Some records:
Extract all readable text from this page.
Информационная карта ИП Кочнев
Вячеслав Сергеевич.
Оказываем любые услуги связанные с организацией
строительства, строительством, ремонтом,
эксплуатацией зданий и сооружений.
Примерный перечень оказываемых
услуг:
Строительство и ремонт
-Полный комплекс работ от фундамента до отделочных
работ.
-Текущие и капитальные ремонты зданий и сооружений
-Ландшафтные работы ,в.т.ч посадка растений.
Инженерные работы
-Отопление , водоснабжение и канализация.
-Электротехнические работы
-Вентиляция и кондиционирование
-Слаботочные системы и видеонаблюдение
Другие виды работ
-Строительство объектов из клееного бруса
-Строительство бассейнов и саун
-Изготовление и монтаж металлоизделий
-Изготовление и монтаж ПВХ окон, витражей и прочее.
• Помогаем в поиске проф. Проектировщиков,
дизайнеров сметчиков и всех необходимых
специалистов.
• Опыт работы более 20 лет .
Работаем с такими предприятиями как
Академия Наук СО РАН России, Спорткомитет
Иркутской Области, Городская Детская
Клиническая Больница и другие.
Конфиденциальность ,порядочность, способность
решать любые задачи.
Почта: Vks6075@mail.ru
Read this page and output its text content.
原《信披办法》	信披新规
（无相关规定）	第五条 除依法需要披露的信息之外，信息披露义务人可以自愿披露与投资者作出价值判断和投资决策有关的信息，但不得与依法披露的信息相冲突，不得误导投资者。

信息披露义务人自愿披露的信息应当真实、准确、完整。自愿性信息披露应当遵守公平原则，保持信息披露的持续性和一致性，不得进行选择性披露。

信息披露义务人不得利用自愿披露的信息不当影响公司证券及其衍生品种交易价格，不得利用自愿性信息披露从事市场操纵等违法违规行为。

Given problem ::
Find the word "Изготовление" and list each line it appears in.

Response for this exercise ::
-Изготовление и монтаж металлоизделий
-Изготовление и монтаж ПВХ окон, витражей и прочее.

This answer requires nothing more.